» EXERCISE AIM
Repeat each entry as written, dropping any picture you find.

====== SUPPLIED DATA ======

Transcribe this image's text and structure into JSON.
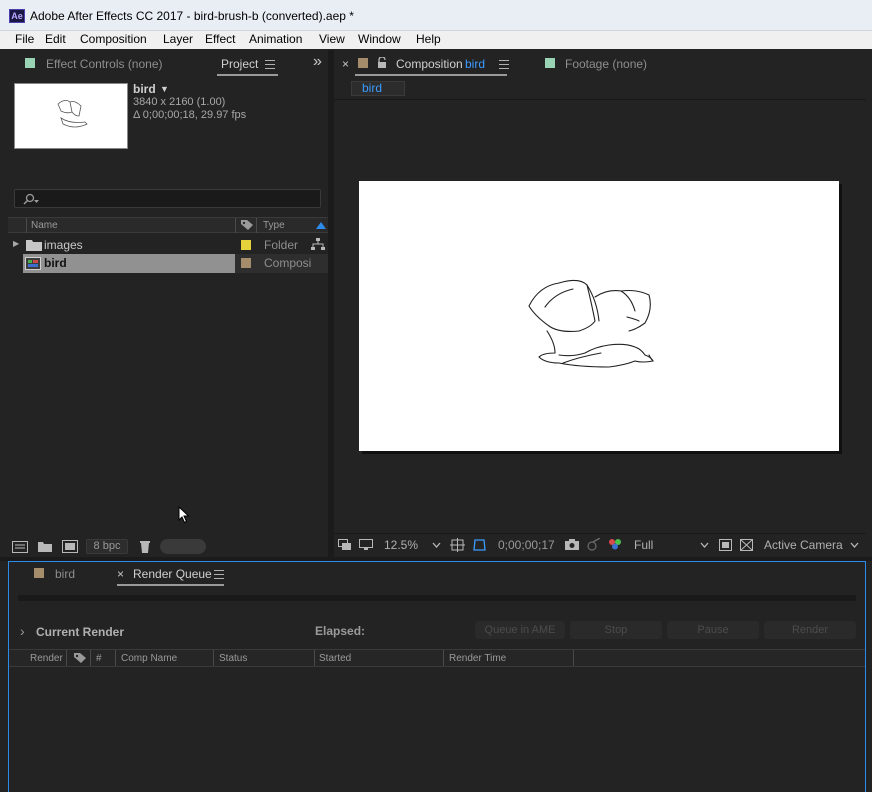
{
  "window": {
    "app_icon": "Ae",
    "title": "Adobe After Effects CC 2017 - bird-brush-b (converted).aep *"
  },
  "menu": [
    "File",
    "Edit",
    "Composition",
    "Layer",
    "Effect",
    "Animation",
    "View",
    "Window",
    "Help"
  ],
  "left_panel": {
    "tab_effect_controls": "Effect Controls (none)",
    "tab_project": "Project",
    "more_glyph": "»",
    "preview": {
      "name": "bird",
      "dropdown_glyph": "▼",
      "resolution": "3840 x 2160 (1.00)",
      "duration": "Δ 0;00;00;18, 29.97 fps"
    },
    "search_placeholder": "",
    "columns": {
      "name": "Name",
      "type": "Type"
    },
    "items": [
      {
        "name": "images",
        "type": "Folder",
        "label_color": "#e6d23a",
        "expand_glyph": "▶"
      },
      {
        "name": "bird",
        "type": "Composi",
        "label_color": "#a58c6b",
        "selected": true
      }
    ],
    "footer": {
      "bpc": "8 bpc"
    }
  },
  "viewer": {
    "close_glyph": "×",
    "tab_composition_prefix": "Composition",
    "tab_composition_name": "bird",
    "tab_footage": "Footage (none)",
    "breadcrumb": "bird",
    "zoom": "12.5%",
    "timecode": "0;00;00;17",
    "resolution": "Full",
    "camera": "Active Camera"
  },
  "bottom": {
    "tab_bird": "bird",
    "tab_render_queue": "Render Queue",
    "close_glyph": "×",
    "current_render": "Current Render",
    "expand_glyph": "›",
    "elapsed_label": "Elapsed:",
    "buttons": {
      "queue_ame": "Queue in AME",
      "stop": "Stop",
      "pause": "Pause",
      "render": "Render"
    },
    "columns": [
      "Render",
      "#",
      "Comp Name",
      "Status",
      "Started",
      "Render Time"
    ]
  },
  "colors": {
    "accent_blue": "#2d8ceb",
    "panel_bg": "#232323",
    "comp_label": "#a58c6b",
    "footage_label": "#9ad3b4",
    "folder_label": "#e6d23a"
  }
}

======

» COMPLETED TASK
Transcribe this image's text and structure into JSON.
{
  "window": {
    "app_icon": "Ae",
    "title": "Adobe After Effects CC 2017 - bird-brush-b (converted).aep *"
  },
  "menu": [
    "File",
    "Edit",
    "Composition",
    "Layer",
    "Effect",
    "Animation",
    "View",
    "Window",
    "Help"
  ],
  "left_panel": {
    "tab_effect_controls": "Effect Controls (none)",
    "tab_project": "Project",
    "more_glyph": "»",
    "preview": {
      "name": "bird",
      "dropdown_glyph": "▼",
      "resolution": "3840 x 2160 (1.00)",
      "duration": "Δ 0;00;00;18, 29.97 fps"
    },
    "search_placeholder": "",
    "columns": {
      "name": "Name",
      "type": "Type"
    },
    "items": [
      {
        "name": "images",
        "type": "Folder",
        "label_color": "#e6d23a",
        "expand_glyph": "▶"
      },
      {
        "name": "bird",
        "type": "Composi",
        "label_color": "#a58c6b",
        "selected": true
      }
    ],
    "footer": {
      "bpc": "8 bpc"
    }
  },
  "viewer": {
    "close_glyph": "×",
    "tab_composition_prefix": "Composition",
    "tab_composition_name": "bird",
    "tab_footage": "Footage (none)",
    "breadcrumb": "bird",
    "zoom": "12.5%",
    "timecode": "0;00;00;17",
    "resolution": "Full",
    "camera": "Active Camera"
  },
  "bottom": {
    "tab_bird": "bird",
    "tab_render_queue": "Render Queue",
    "close_glyph": "×",
    "current_render": "Current Render",
    "expand_glyph": "›",
    "elapsed_label": "Elapsed:",
    "buttons": {
      "queue_ame": "Queue in AME",
      "stop": "Stop",
      "pause": "Pause",
      "render": "Render"
    },
    "columns": [
      "Render",
      "#",
      "Comp Name",
      "Status",
      "Started",
      "Render Time"
    ]
  },
  "colors": {
    "accent_blue": "#2d8ceb",
    "panel_bg": "#232323",
    "comp_label": "#a58c6b",
    "footage_label": "#9ad3b4",
    "folder_label": "#e6d23a"
  }
}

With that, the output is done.